● **Work to do**:
Search the records below for the word "period". Pull out each line that has it.

● **Dataset excerpts**:
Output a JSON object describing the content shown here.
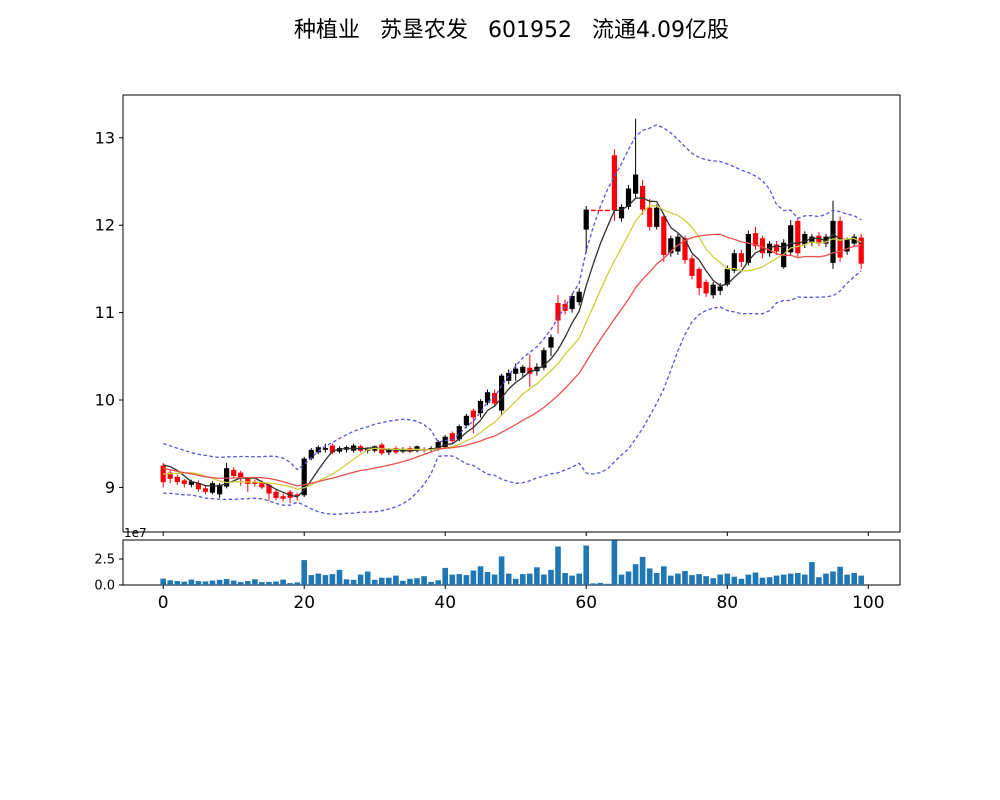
{
  "chart_data": {
    "type": "candlestick",
    "title": "种植业 苏垦农发 601952 流通4.09亿股",
    "xlim": [
      -5.7,
      104.5
    ],
    "xticks": [
      0,
      20,
      40,
      60,
      80,
      100
    ],
    "price_panel": {
      "ylim": [
        8.49,
        13.49
      ],
      "yticks": [
        9,
        10,
        11,
        12,
        13
      ]
    },
    "volume_panel": {
      "ylim_1e7": [
        0,
        4.33
      ],
      "ytick_values_1e7": [
        0,
        2.5
      ],
      "ytick_labels": [
        "0.0",
        "2.5"
      ],
      "offset_text": "1e7"
    },
    "candles": {
      "open": [
        9.25,
        9.17,
        9.12,
        9.08,
        9.03,
        9.05,
        8.99,
        8.94,
        8.92,
        9.01,
        9.2,
        9.17,
        9.1,
        9.06,
        9.06,
        9.03,
        8.95,
        8.9,
        8.95,
        8.92,
        8.91,
        9.33,
        9.4,
        9.43,
        9.48,
        9.41,
        9.43,
        9.42,
        9.47,
        9.42,
        9.42,
        9.49,
        9.4,
        9.45,
        9.41,
        9.45,
        9.42,
        9.44,
        9.43,
        9.44,
        9.46,
        9.62,
        9.55,
        9.71,
        9.88,
        9.85,
        9.97,
        10.08,
        9.88,
        10.22,
        10.3,
        10.31,
        10.37,
        10.33,
        10.37,
        10.6,
        11.11,
        11.1,
        11.04,
        11.12,
        11.95,
        12.17,
        12.17,
        12.17,
        12.8,
        12.08,
        12.21,
        12.36,
        12.45,
        12.2,
        11.98,
        12.1,
        11.68,
        11.7,
        11.85,
        11.62,
        11.5,
        11.35,
        11.2,
        11.25,
        11.32,
        11.48,
        11.68,
        11.57,
        11.91,
        11.85,
        11.68,
        11.78,
        11.52,
        11.69,
        12.05,
        11.78,
        11.8,
        11.88,
        11.79,
        11.57,
        12.05,
        11.7,
        11.79,
        11.86
      ],
      "high": [
        9.28,
        9.2,
        9.15,
        9.1,
        9.09,
        9.08,
        9.02,
        9.07,
        9.05,
        9.28,
        9.23,
        9.19,
        9.12,
        9.09,
        9.08,
        9.05,
        8.98,
        8.93,
        8.97,
        8.94,
        9.35,
        9.45,
        9.48,
        9.5,
        9.5,
        9.47,
        9.48,
        9.5,
        9.49,
        9.46,
        9.48,
        9.51,
        9.45,
        9.47,
        9.46,
        9.47,
        9.48,
        9.46,
        9.47,
        9.54,
        9.6,
        9.64,
        9.72,
        9.84,
        9.9,
        10.01,
        10.12,
        10.12,
        10.3,
        10.35,
        10.42,
        10.4,
        10.52,
        10.42,
        10.6,
        10.75,
        11.2,
        11.15,
        11.22,
        11.28,
        12.22,
        12.175,
        12.175,
        12.175,
        12.87,
        12.24,
        12.46,
        13.22,
        12.52,
        12.3,
        12.24,
        12.12,
        11.88,
        11.9,
        11.88,
        11.66,
        11.52,
        11.38,
        11.35,
        11.34,
        11.54,
        11.72,
        11.72,
        11.94,
        11.98,
        11.88,
        11.82,
        11.82,
        11.84,
        12.06,
        12.08,
        11.93,
        11.9,
        11.92,
        11.9,
        12.28,
        12.1,
        11.86,
        11.9,
        11.9
      ],
      "low": [
        9.0,
        9.05,
        9.03,
        9.0,
        9.0,
        8.95,
        8.92,
        8.92,
        8.88,
        8.99,
        9.11,
        9.02,
        8.95,
        9.01,
        8.98,
        8.85,
        8.85,
        8.84,
        8.82,
        8.85,
        8.89,
        9.31,
        9.38,
        9.4,
        9.38,
        9.39,
        9.4,
        9.4,
        9.4,
        9.39,
        9.4,
        9.37,
        9.37,
        9.38,
        9.39,
        9.39,
        9.4,
        9.4,
        9.41,
        9.42,
        9.44,
        9.5,
        9.53,
        9.68,
        9.62,
        9.8,
        9.94,
        9.92,
        9.82,
        10.18,
        10.22,
        10.26,
        10.15,
        10.28,
        10.34,
        10.5,
        10.76,
        10.98,
        11.0,
        11.08,
        11.68,
        12.16,
        12.16,
        12.16,
        12.05,
        12.04,
        12.18,
        12.3,
        12.12,
        11.94,
        11.95,
        11.58,
        11.64,
        11.66,
        11.56,
        11.38,
        11.2,
        11.18,
        11.16,
        11.2,
        11.3,
        11.45,
        11.52,
        11.54,
        11.72,
        11.62,
        11.64,
        11.66,
        11.5,
        11.66,
        11.64,
        11.74,
        11.76,
        11.76,
        11.75,
        11.5,
        11.58,
        11.66,
        11.76,
        11.5
      ],
      "close": [
        9.06,
        9.1,
        9.06,
        9.04,
        9.07,
        8.98,
        8.95,
        9.05,
        9.03,
        9.22,
        9.13,
        9.11,
        9.04,
        9.04,
        9.0,
        8.93,
        8.88,
        8.87,
        8.88,
        8.9,
        9.33,
        9.43,
        9.46,
        9.45,
        9.4,
        9.45,
        9.46,
        9.48,
        9.42,
        9.44,
        9.47,
        9.39,
        9.44,
        9.4,
        9.44,
        9.41,
        9.47,
        9.42,
        9.45,
        9.52,
        9.58,
        9.53,
        9.7,
        9.82,
        9.8,
        9.99,
        10.09,
        9.96,
        10.28,
        10.31,
        10.36,
        10.38,
        10.3,
        10.38,
        10.57,
        10.72,
        10.91,
        11.02,
        11.19,
        11.24,
        12.18,
        12.165,
        12.165,
        12.165,
        12.17,
        12.21,
        12.42,
        12.58,
        12.18,
        11.98,
        12.2,
        11.66,
        11.85,
        11.87,
        11.6,
        11.42,
        11.28,
        11.22,
        11.32,
        11.3,
        11.5,
        11.68,
        11.58,
        11.9,
        11.76,
        11.68,
        11.79,
        11.7,
        11.8,
        12.0,
        11.68,
        11.9,
        11.87,
        11.79,
        11.87,
        12.05,
        11.63,
        11.83,
        11.87,
        11.56
      ]
    },
    "volume_1e7": [
      0.62,
      0.45,
      0.38,
      0.33,
      0.52,
      0.38,
      0.35,
      0.42,
      0.5,
      0.58,
      0.42,
      0.3,
      0.38,
      0.55,
      0.28,
      0.3,
      0.33,
      0.52,
      0.18,
      0.25,
      2.4,
      0.95,
      1.1,
      0.95,
      1.05,
      1.45,
      0.55,
      0.5,
      1.0,
      1.3,
      0.5,
      0.7,
      0.7,
      0.9,
      0.4,
      0.6,
      0.65,
      0.85,
      0.3,
      0.45,
      1.65,
      1.0,
      1.05,
      0.95,
      1.4,
      1.8,
      1.25,
      1.0,
      2.75,
      1.1,
      0.6,
      1.05,
      1.1,
      1.7,
      1.0,
      1.45,
      3.7,
      1.15,
      0.9,
      1.1,
      3.8,
      0.15,
      0.2,
      0.12,
      4.3,
      1.0,
      1.3,
      2.0,
      2.7,
      1.6,
      1.15,
      1.8,
      0.9,
      1.1,
      1.35,
      0.95,
      1.05,
      0.85,
      0.65,
      1.0,
      1.1,
      0.8,
      0.6,
      1.0,
      1.2,
      0.7,
      0.75,
      0.9,
      1.0,
      1.1,
      1.15,
      1.0,
      2.2,
      0.75,
      1.1,
      1.3,
      1.75,
      1.0,
      1.15,
      0.9
    ],
    "overlays": {
      "warmup_closes": [
        9.42,
        9.4,
        9.38,
        9.35,
        9.32,
        9.28,
        9.24,
        9.2,
        9.16,
        9.1,
        9.05,
        9.02,
        9.0,
        9.05,
        9.12,
        9.2,
        9.28,
        9.35,
        9.4
      ],
      "moving_averages": [
        {
          "name": "ma5",
          "period": 5,
          "color": "#2f2f2f"
        },
        {
          "name": "ma10",
          "period": 10,
          "color": "#d2cd3e"
        },
        {
          "name": "ma20",
          "period": 20,
          "color": "#e9504e"
        }
      ],
      "bollinger": {
        "period": 20,
        "stdev_mult": 2,
        "color": "#5355d8"
      }
    },
    "colors": {
      "up": "#000000",
      "down": "#fb0007",
      "volume": "#1f77b4",
      "axis": "#000000",
      "background": "#ffffff"
    }
  }
}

● **Expected answer**:
          "period": 5,
          "period": 10,
          "period": 20,
        "period": 20,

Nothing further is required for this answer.